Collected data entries
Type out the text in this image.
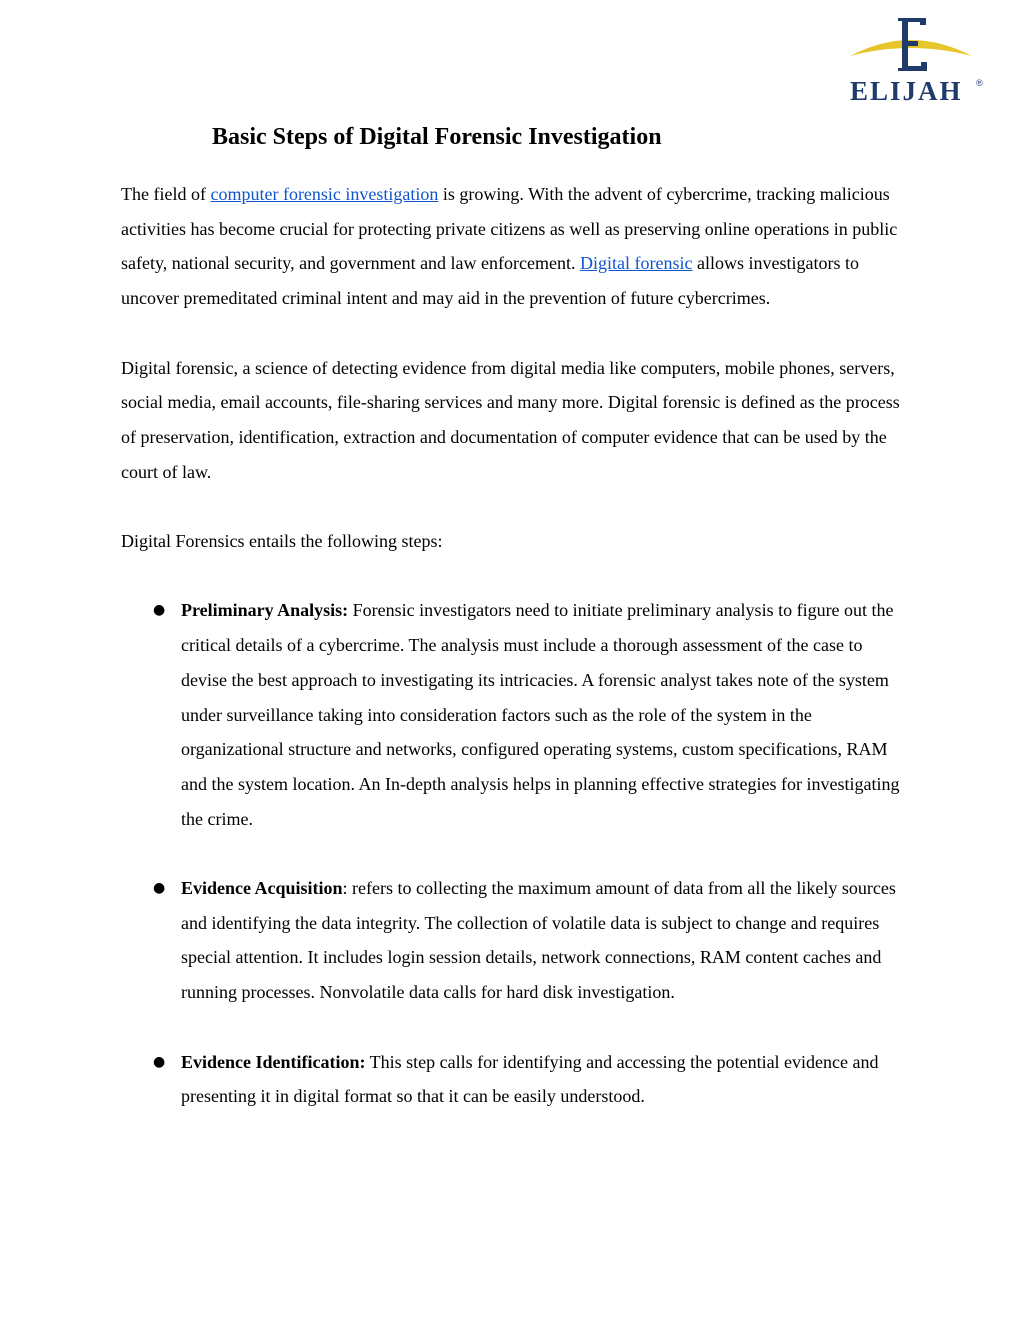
ELIJAH ®
Basic Steps of Digital Forensic Investigation

The field of computer forensic investigation is growing. With the advent of cybercrime, tracking malicious activities has become crucial for protecting private citizens as well as preserving online operations in public safety, national security, and government and law enforcement. Digital forensic allows investigators to uncover premeditated criminal intent and may aid in the prevention of future cybercrimes.

Digital forensic, a science of detecting evidence from digital media like computers, mobile phones, servers, social media, email accounts, file-sharing services and many more. Digital forensic is defined as the process of preservation, identification, extraction and documentation of computer evidence that can be used by the court of law.

Digital Forensics entails the following steps:

● Preliminary Analysis: Forensic investigators need to initiate preliminary analysis to figure out the critical details of a cybercrime. The analysis must include a thorough assessment of the case to devise the best approach to investigating its intricacies. A forensic analyst takes note of the system under surveillance taking into consideration factors such as the role of the system in the organizational structure and networks, configured operating systems, custom specifications, RAM and the system location. An In-depth analysis helps in planning effective strategies for investigating the crime.
● Evidence Acquisition: refers to collecting the maximum amount of data from all the likely sources and identifying the data integrity. The collection of volatile data is subject to change and requires special attention. It includes login session details, network connections, RAM content caches and running processes. Nonvolatile data calls for hard disk investigation.
● Evidence Identification: This step calls for identifying and accessing the potential evidence and presenting it in digital format so that it can be easily understood.
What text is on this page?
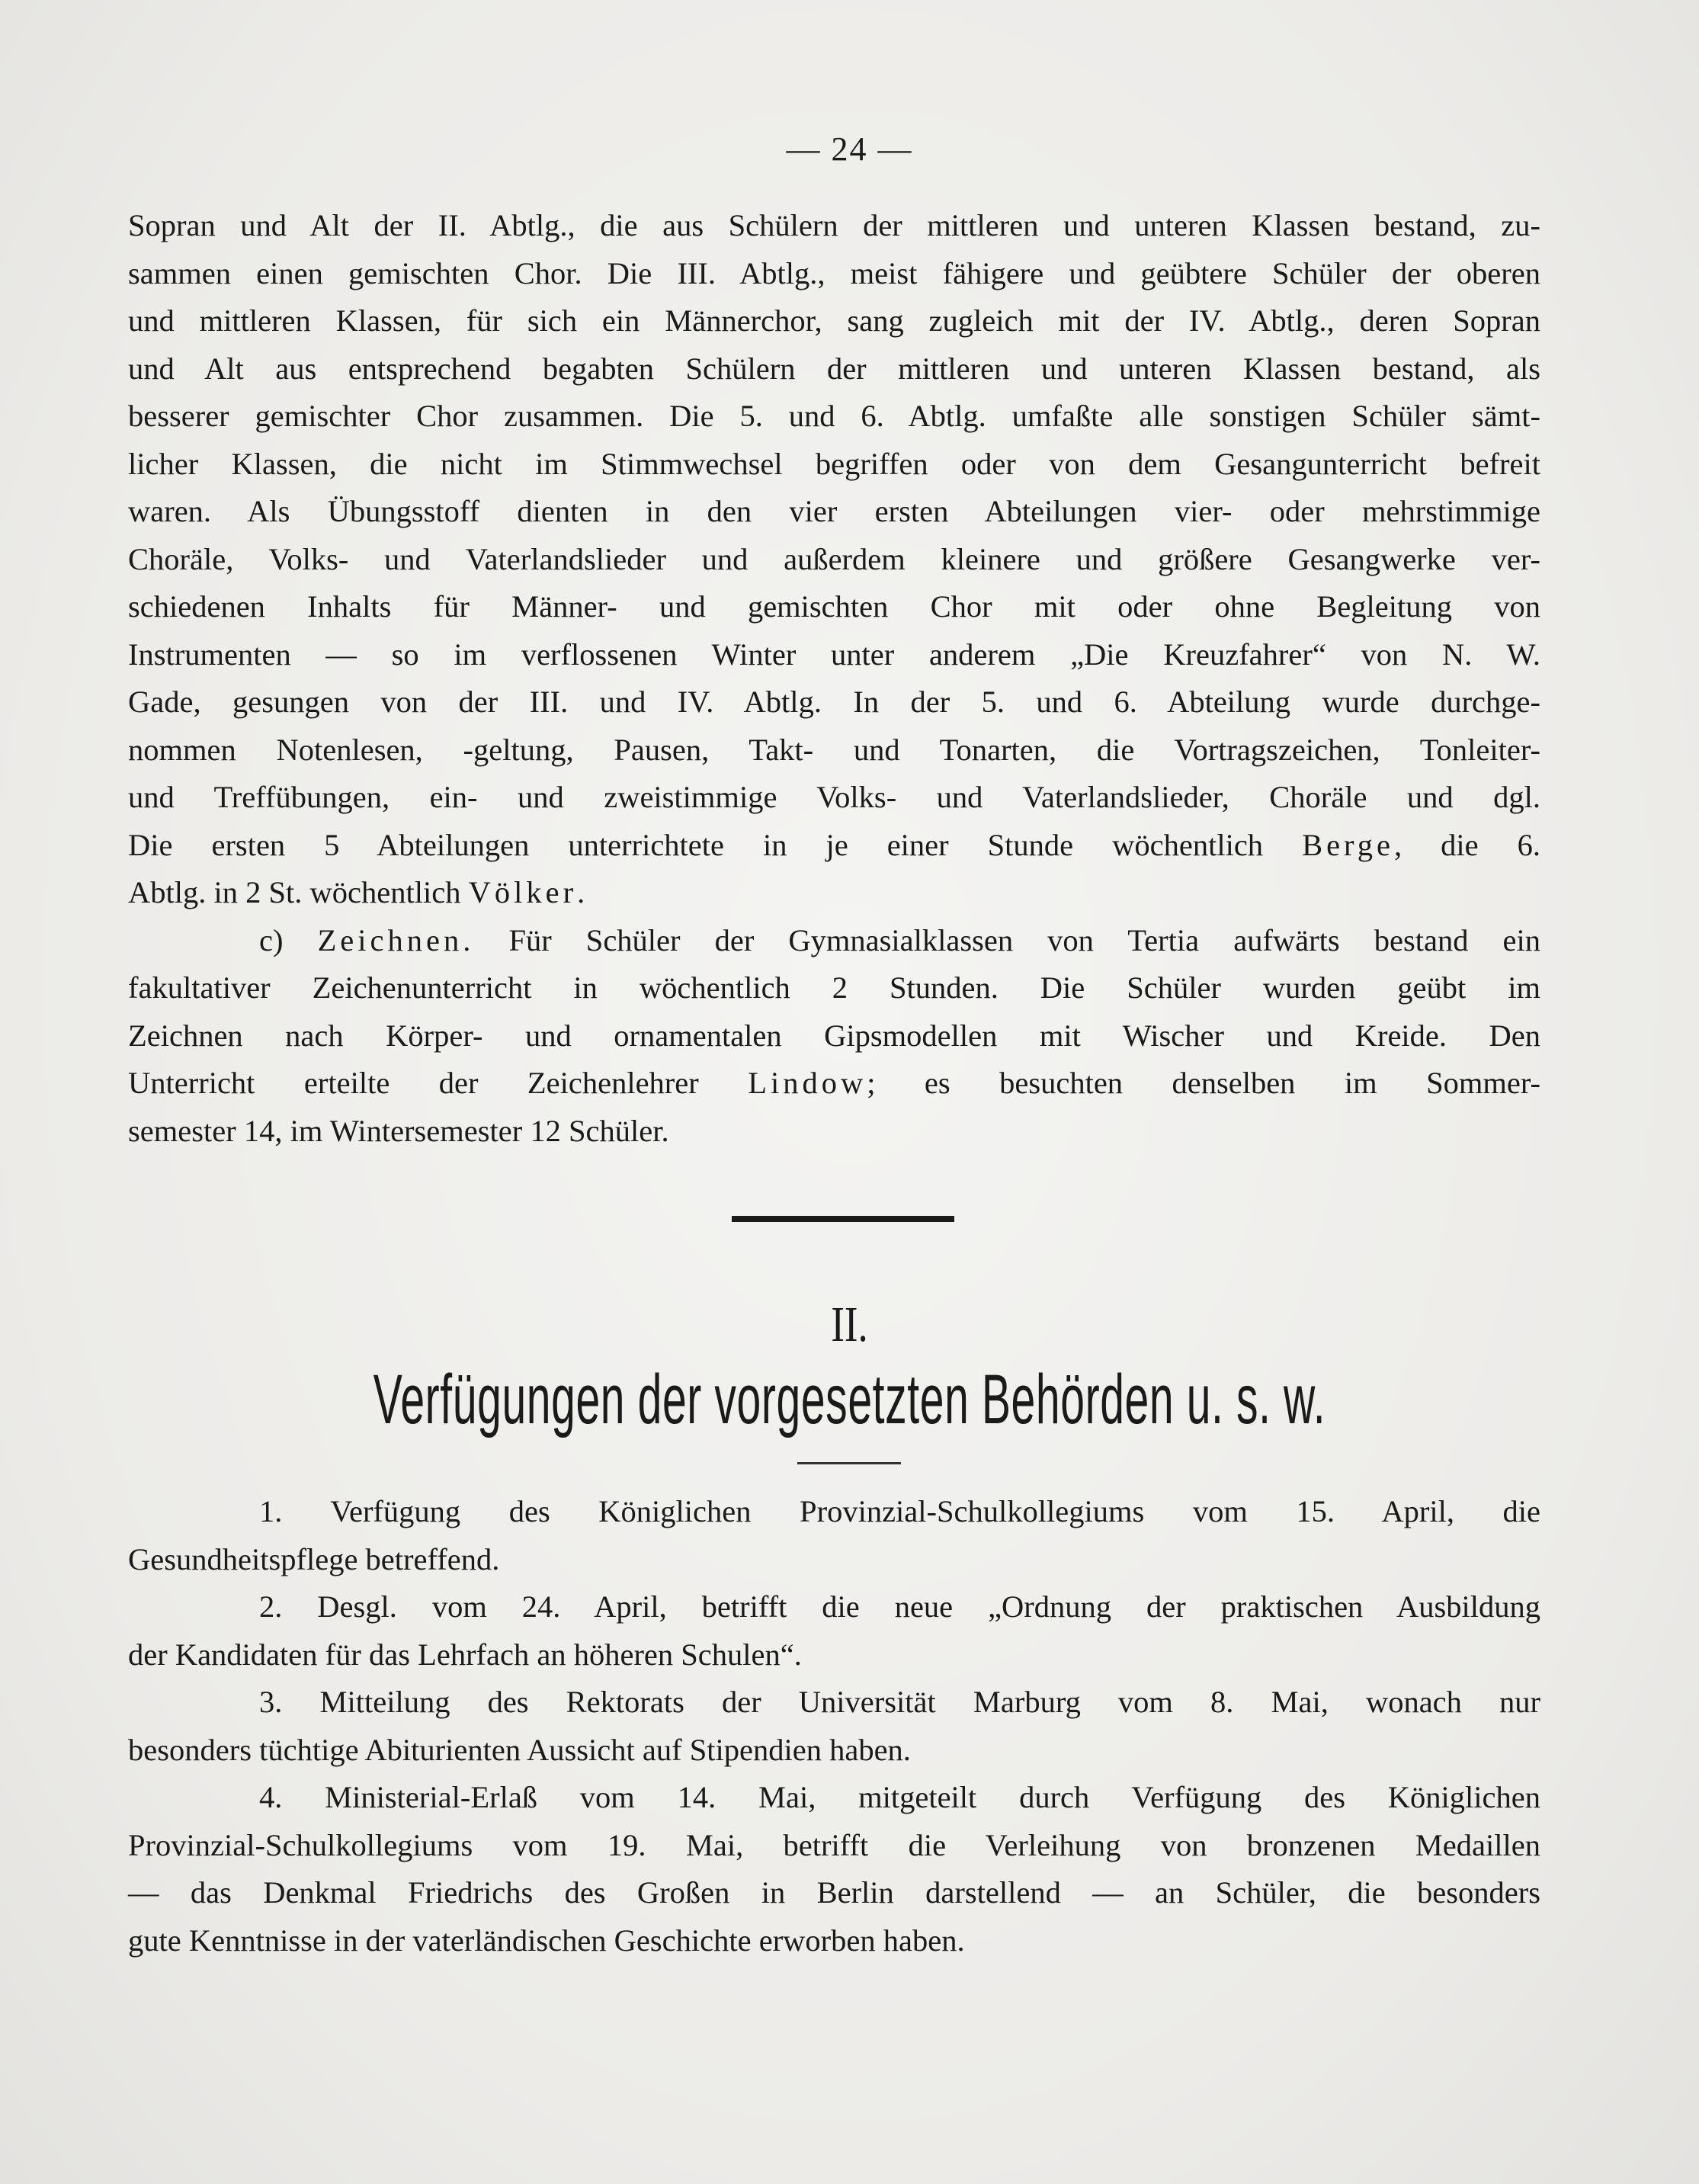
— 24 —
Sopran und Alt der II. Abtlg., die aus Schülern der mittleren und unteren Klassen bestand, zu-
sammen einen gemischten Chor. Die III. Abtlg., meist fähigere und geübtere Schüler der oberen
und mittleren Klassen, für sich ein Männerchor, sang zugleich mit der IV. Abtlg., deren Sopran
und Alt aus entsprechend begabten Schülern der mittleren und unteren Klassen bestand, als
besserer gemischter Chor zusammen. Die 5. und 6. Abtlg. umfaßte alle sonstigen Schüler sämt-
licher Klassen, die nicht im Stimmwechsel begriffen oder von dem Gesangunterricht befreit
waren. Als Übungsstoff dienten in den vier ersten Abteilungen vier- oder mehrstimmige
Choräle, Volks- und Vaterlandslieder und außerdem kleinere und größere Gesangwerke ver-
schiedenen Inhalts für Männer- und gemischten Chor mit oder ohne Begleitung von
Instrumenten — so im verflossenen Winter unter anderem „Die Kreuzfahrer“ von N. W.
Gade, gesungen von der III. und IV. Abtlg. In der 5. und 6. Abteilung wurde durchge-
nommen Notenlesen, -geltung, Pausen, Takt- und Tonarten, die Vortragszeichen, Tonleiter-
und Treffübungen, ein- und zweistimmige Volks- und Vaterlandslieder, Choräle und dgl.
Die ersten 5 Abteilungen unterrichtete in je einer Stunde wöchentlich Berge, die 6.
Abtlg. in 2 St. wöchentlich Völker.
c) Zeichnen. Für Schüler der Gymnasialklassen von Tertia aufwärts bestand ein
fakultativer Zeichenunterricht in wöchentlich 2 Stunden. Die Schüler wurden geübt im
Zeichnen nach Körper- und ornamentalen Gipsmodellen mit Wischer und Kreide. Den
Unterricht erteilte der Zeichenlehrer Lindow; es besuchten denselben im Sommer-
semester 14, im Wintersemester 12 Schüler.
II.
Verfügungen der vorgesetzten Behörden u. s. w.
1. Verfügung des Königlichen Provinzial-Schulkollegiums vom 15. April, die
Gesundheitspflege betreffend.
2. Desgl. vom 24. April, betrifft die neue „Ordnung der praktischen Ausbildung
der Kandidaten für das Lehrfach an höheren Schulen“.
3. Mitteilung des Rektorats der Universität Marburg vom 8. Mai, wonach nur
besonders tüchtige Abiturienten Aussicht auf Stipendien haben.
4. Ministerial-Erlaß vom 14. Mai, mitgeteilt durch Verfügung des Königlichen
Provinzial-Schulkollegiums vom 19. Mai, betrifft die Verleihung von bronzenen Medaillen
— das Denkmal Friedrichs des Großen in Berlin darstellend — an Schüler, die besonders
gute Kenntnisse in der vaterländischen Geschichte erworben haben.
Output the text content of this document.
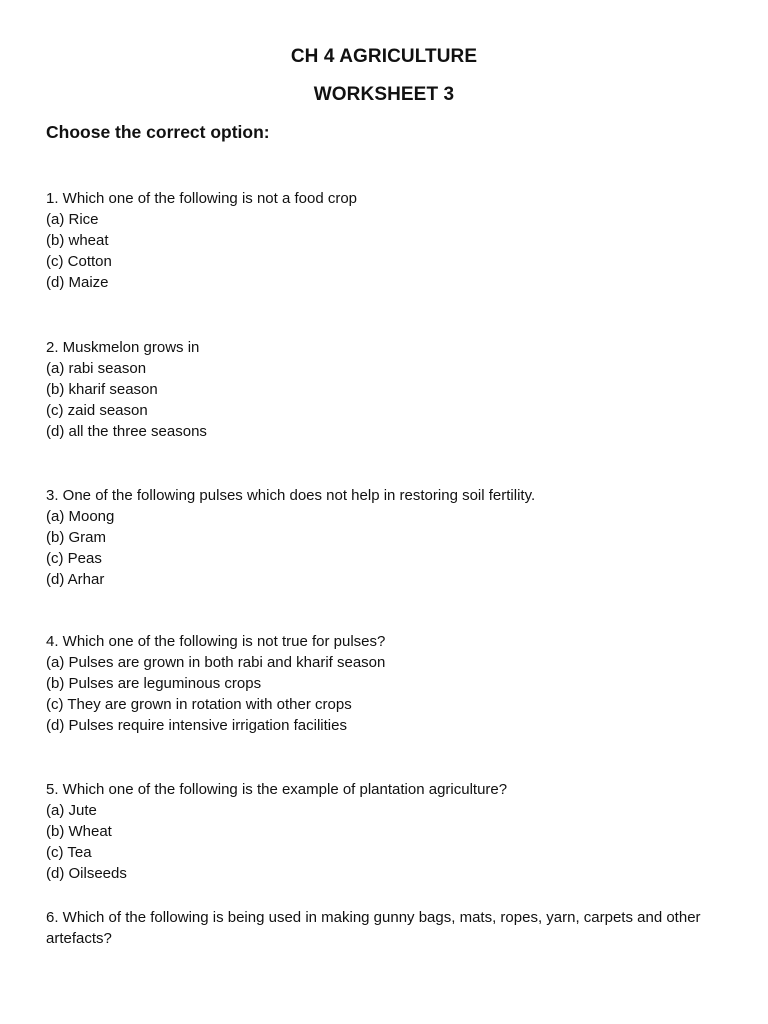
CH 4 AGRICULTURE
WORKSHEET 3
Choose the correct option:
1. Which one of the following is not a food crop
(a) Rice
(b) wheat
(c) Cotton
(d) Maize
2. Muskmelon grows in
(a) rabi season
(b) kharif season
(c) zaid season
(d) all the three seasons
3. One of the following pulses which does not help in restoring soil fertility.
(a) Moong
(b) Gram
(c) Peas
(d) Arhar
4. Which one of the following is not true for pulses?
(a) Pulses are grown in both rabi and kharif season
(b) Pulses are leguminous crops
(c) They are grown in rotation with other crops
(d) Pulses require intensive irrigation facilities
5. Which one of the following is the example of plantation agriculture?
(a) Jute
(b) Wheat
(c) Tea
(d) Oilseeds
6. Which of the following is being used in making gunny bags, mats, ropes, yarn, carpets and other artefacts?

STATED EXERCISE
Pictures in the records above are left out; print everything else exactly as written.

EXERCISE RESPONSE
Type out the text in this image.
ELIJAH ®
Basic Steps of Digital Forensic Investigation

The field of computer forensic investigation is growing. With the advent of cybercrime, tracking malicious activities has become crucial for protecting private citizens as well as preserving online operations in public safety, national security, and government and law enforcement. Digital forensic allows investigators to uncover premeditated criminal intent and may aid in the prevention of future cybercrimes.

Digital forensic, a science of detecting evidence from digital media like computers, mobile phones, servers, social media, email accounts, file-sharing services and many more. Digital forensic is defined as the process of preservation, identification, extraction and documentation of computer evidence that can be used by the court of law.

Digital Forensics entails the following steps:

● Preliminary Analysis: Forensic investigators need to initiate preliminary analysis to figure out the critical details of a cybercrime. The analysis must include a thorough assessment of the case to devise the best approach to investigating its intricacies. A forensic analyst takes note of the system under surveillance taking into consideration factors such as the role of the system in the organizational structure and networks, configured operating systems, custom specifications, RAM and the system location. An In-depth analysis helps in planning effective strategies for investigating the crime.
● Evidence Acquisition: refers to collecting the maximum amount of data from all the likely sources and identifying the data integrity. The collection of volatile data is subject to change and requires special attention. It includes login session details, network connections, RAM content caches and running processes. Nonvolatile data calls for hard disk investigation.
● Evidence Identification: This step calls for identifying and accessing the potential evidence and presenting it in digital format so that it can be easily understood.
What text is on this page?
— 24 —
Sopran und Alt der II. Abtlg., die aus Schülern der mittleren und unteren Klassen bestand, zu-
sammen einen gemischten Chor. Die III. Abtlg., meist fähigere und geübtere Schüler der oberen
und mittleren Klassen, für sich ein Männerchor, sang zugleich mit der IV. Abtlg., deren Sopran
und Alt aus entsprechend begabten Schülern der mittleren und unteren Klassen bestand, als
besserer gemischter Chor zusammen. Die 5. und 6. Abtlg. umfaßte alle sonstigen Schüler sämt-
licher Klassen, die nicht im Stimmwechsel begriffen oder von dem Gesangunterricht befreit
waren. Als Übungsstoff dienten in den vier ersten Abteilungen vier- oder mehrstimmige
Choräle, Volks- und Vaterlandslieder und außerdem kleinere und größere Gesangwerke ver-
schiedenen Inhalts für Männer- und gemischten Chor mit oder ohne Begleitung von
Instrumenten — so im verflossenen Winter unter anderem „Die Kreuzfahrer“ von N. W.
Gade, gesungen von der III. und IV. Abtlg. In der 5. und 6. Abteilung wurde durchge-
nommen Notenlesen, -geltung, Pausen, Takt- und Tonarten, die Vortragszeichen, Tonleiter-
und Treffübungen, ein- und zweistimmige Volks- und Vaterlandslieder, Choräle und dgl.
Die ersten 5 Abteilungen unterrichtete in je einer Stunde wöchentlich Berge, die 6.
Abtlg. in 2 St. wöchentlich Völker.
c) Zeichnen. Für Schüler der Gymnasialklassen von Tertia aufwärts bestand ein
fakultativer Zeichenunterricht in wöchentlich 2 Stunden. Die Schüler wurden geübt im
Zeichnen nach Körper- und ornamentalen Gipsmodellen mit Wischer und Kreide. Den
Unterricht erteilte der Zeichenlehrer Lindow; es besuchten denselben im Sommer-
semester 14, im Wintersemester 12 Schüler.
II.
Verfügungen der vorgesetzten Behörden u. s. w.
1. Verfügung des Königlichen Provinzial-Schulkollegiums vom 15. April, die
Gesundheitspflege betreffend.
2. Desgl. vom 24. April, betrifft die neue „Ordnung der praktischen Ausbildung
der Kandidaten für das Lehrfach an höheren Schulen“.
3. Mitteilung des Rektorats der Universität Marburg vom 8. Mai, wonach nur
besonders tüchtige Abiturienten Aussicht auf Stipendien haben.
4. Ministerial-Erlaß vom 14. Mai, mitgeteilt durch Verfügung des Königlichen
Provinzial-Schulkollegiums vom 19. Mai, betrifft die Verleihung von bronzenen Medaillen
— das Denkmal Friedrichs des Großen in Berlin darstellend — an Schüler, die besonders
gute Kenntnisse in der vaterländischen Geschichte erworben haben.
Output the text content of this document.
CH 4 AGRICULTURE
WORKSHEET 3
Choose the correct option:
1. Which one of the following is not a food crop
(a) Rice
(b) wheat
(c) Cotton
(d) Maize
2. Muskmelon grows in
(a) rabi season
(b) kharif season
(c) zaid season
(d) all the three seasons
3. One of the following pulses which does not help in restoring soil fertility.
(a) Moong
(b) Gram
(c) Peas
(d) Arhar
4. Which one of the following is not true for pulses?
(a) Pulses are grown in both rabi and kharif season
(b) Pulses are leguminous crops
(c) They are grown in rotation with other crops
(d) Pulses require intensive irrigation facilities
5. Which one of the following is the example of plantation agriculture?
(a) Jute
(b) Wheat
(c) Tea
(d) Oilseeds
6. Which of the following is being used in making gunny bags, mats, ropes, yarn, carpets and other artefacts?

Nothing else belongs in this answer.